--- Begin Dataset records ---
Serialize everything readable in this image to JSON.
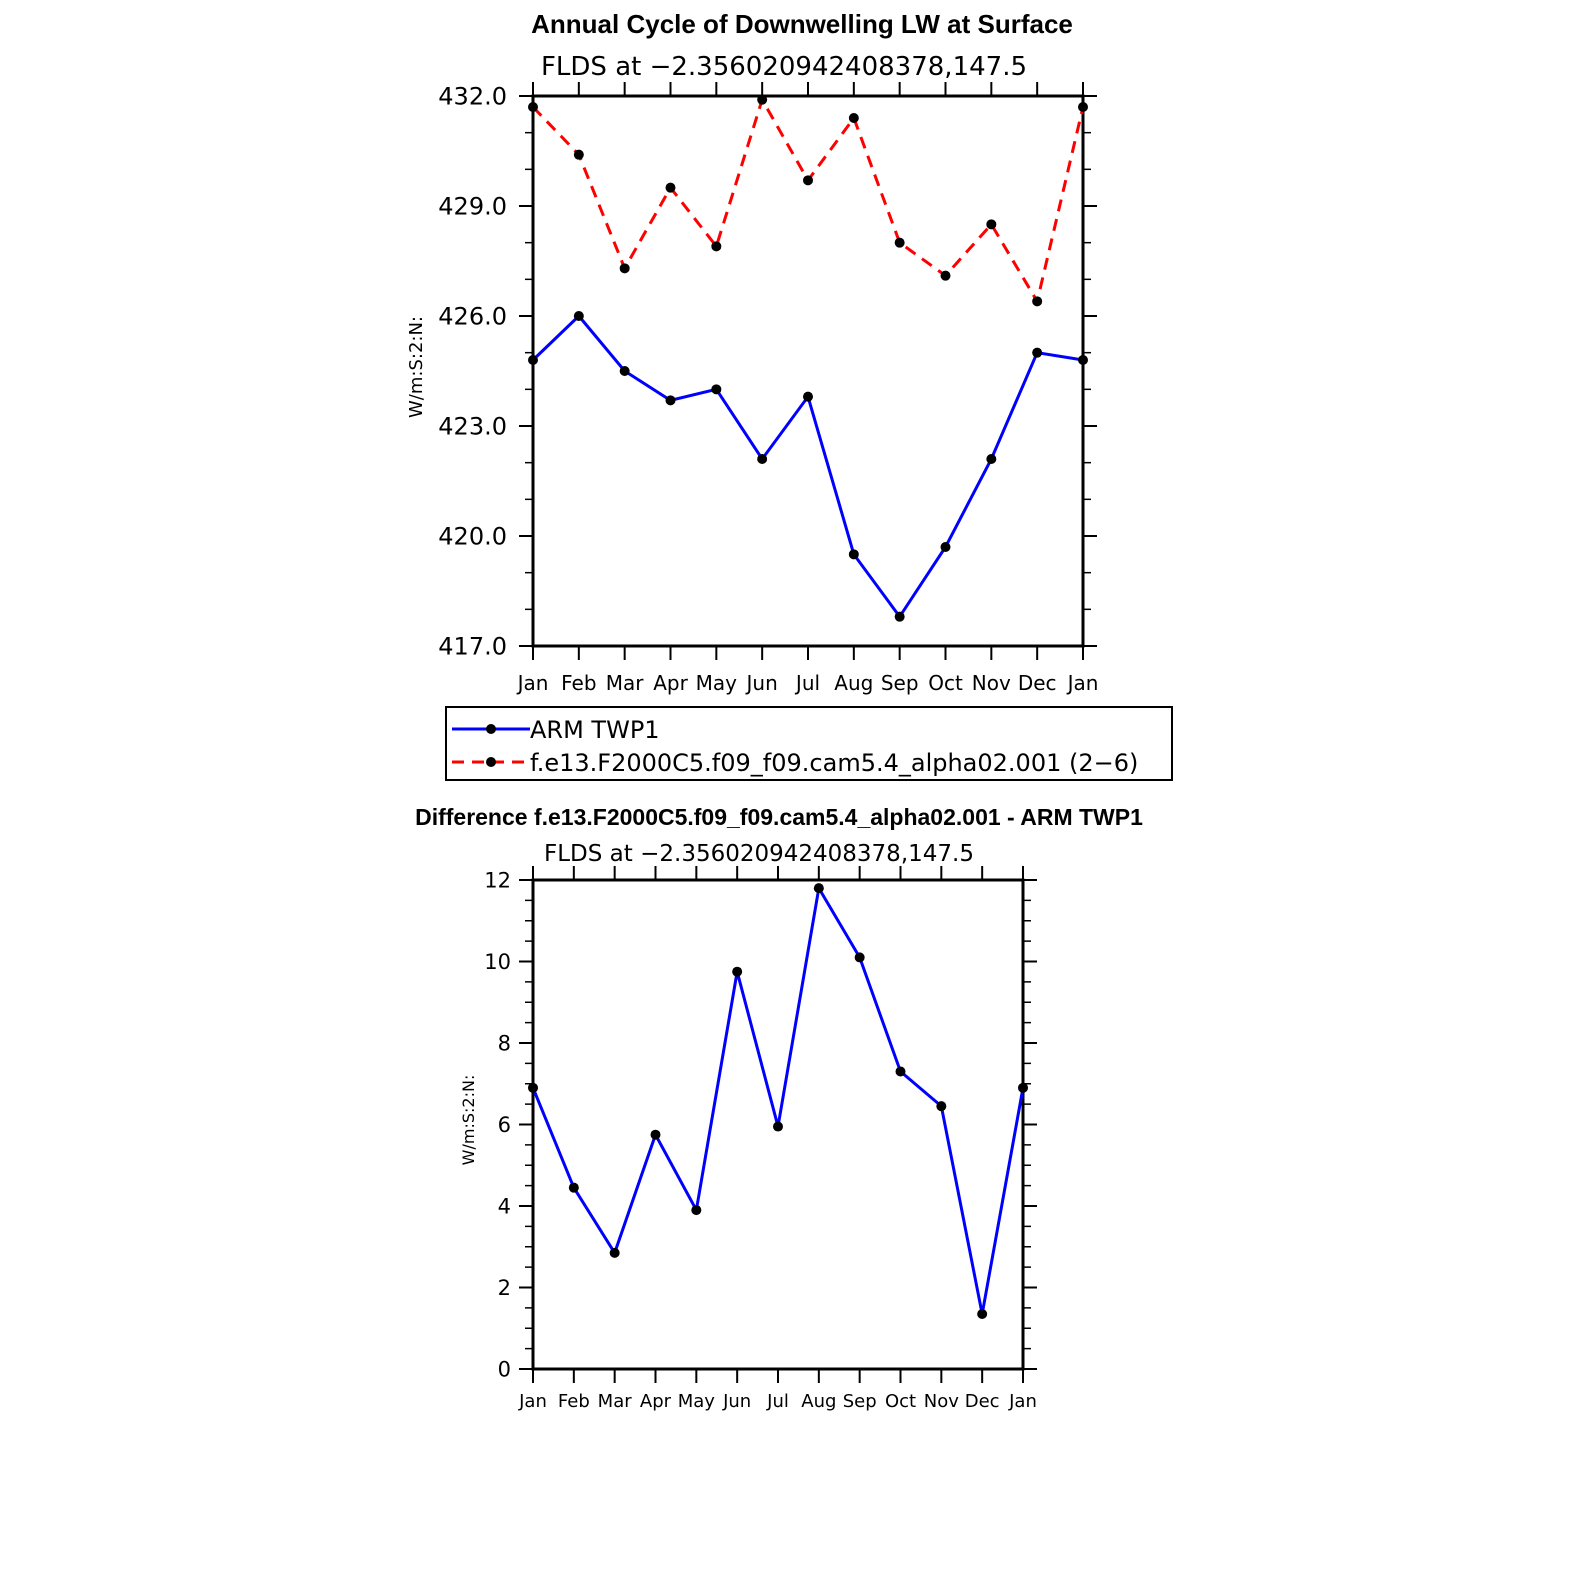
{
  "chart_data": [
    {
      "type": "line",
      "title": "Annual Cycle of Downwelling LW at Surface",
      "subtitle": "FLDS at −2.356020942408378,147.5",
      "xlabel": "",
      "ylabel": "W/m:S:2:N:",
      "categories": [
        "Jan",
        "Feb",
        "Mar",
        "Apr",
        "May",
        "Jun",
        "Jul",
        "Aug",
        "Sep",
        "Oct",
        "Nov",
        "Dec",
        "Jan"
      ],
      "ylim": [
        417.0,
        432.0
      ],
      "yticks": [
        417.0,
        420.0,
        423.0,
        426.0,
        429.0,
        432.0
      ],
      "ytick_labels": [
        "417.0",
        "420.0",
        "423.0",
        "426.0",
        "429.0",
        "432.0"
      ],
      "series": [
        {
          "name": "ARM TWP1",
          "color": "#0000ff",
          "dash": "solid",
          "values": [
            424.8,
            426.0,
            424.5,
            423.7,
            424.0,
            422.1,
            423.8,
            419.5,
            417.8,
            419.7,
            422.1,
            425.0,
            424.8
          ]
        },
        {
          "name": "f.e13.F2000C5.f09_f09.cam5.4_alpha02.001 (2−6)",
          "color": "#ff0000",
          "dash": "dashed",
          "values": [
            431.7,
            430.4,
            427.3,
            429.5,
            427.9,
            431.9,
            429.7,
            431.4,
            428.0,
            427.1,
            428.5,
            426.4,
            431.7
          ]
        }
      ],
      "legend": "below"
    },
    {
      "type": "line",
      "title": "Difference f.e13.F2000C5.f09_f09.cam5.4_alpha02.001 - ARM TWP1",
      "subtitle": "FLDS at −2.356020942408378,147.5",
      "xlabel": "",
      "ylabel": "W/m:S:2:N:",
      "categories": [
        "Jan",
        "Feb",
        "Mar",
        "Apr",
        "May",
        "Jun",
        "Jul",
        "Aug",
        "Sep",
        "Oct",
        "Nov",
        "Dec",
        "Jan"
      ],
      "ylim": [
        0,
        12
      ],
      "yticks": [
        0,
        2,
        4,
        6,
        8,
        10,
        12
      ],
      "ytick_labels": [
        "0",
        "2",
        "4",
        "6",
        "8",
        "10",
        "12"
      ],
      "series": [
        {
          "name": "Difference",
          "color": "#0000ff",
          "dash": "solid",
          "values": [
            6.9,
            4.45,
            2.85,
            5.75,
            3.9,
            9.75,
            5.95,
            11.8,
            10.1,
            7.3,
            6.45,
            1.35,
            6.9
          ]
        }
      ]
    }
  ]
}
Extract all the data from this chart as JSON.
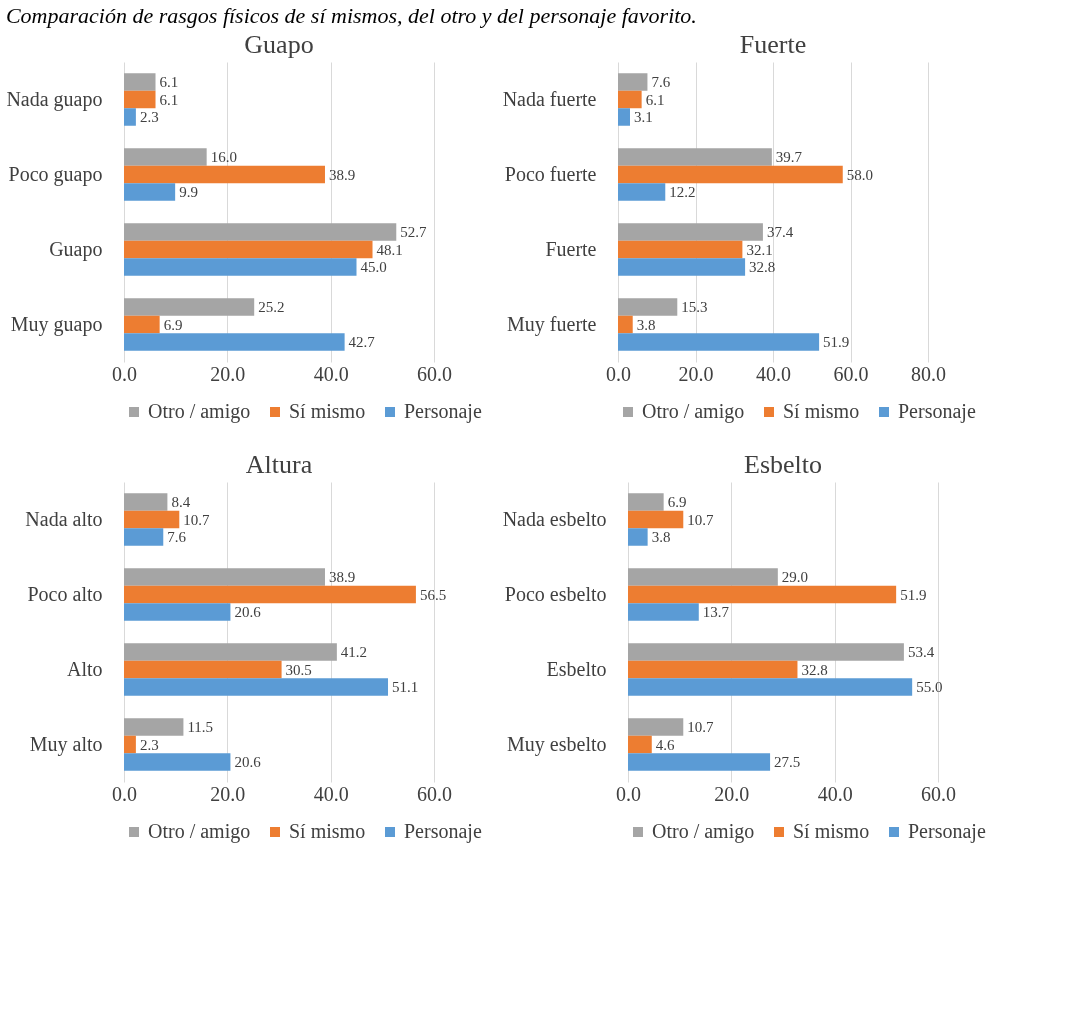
--- End Dataset records ---
### Work required
Take every line that includes the string "name" and copy it.

### Task result
          "name": "ARM TWP1",
          "name": "f.e13.F2000C5.f09_f09.cam5.4_alpha02.001 (2−6)",
          "name": "Difference",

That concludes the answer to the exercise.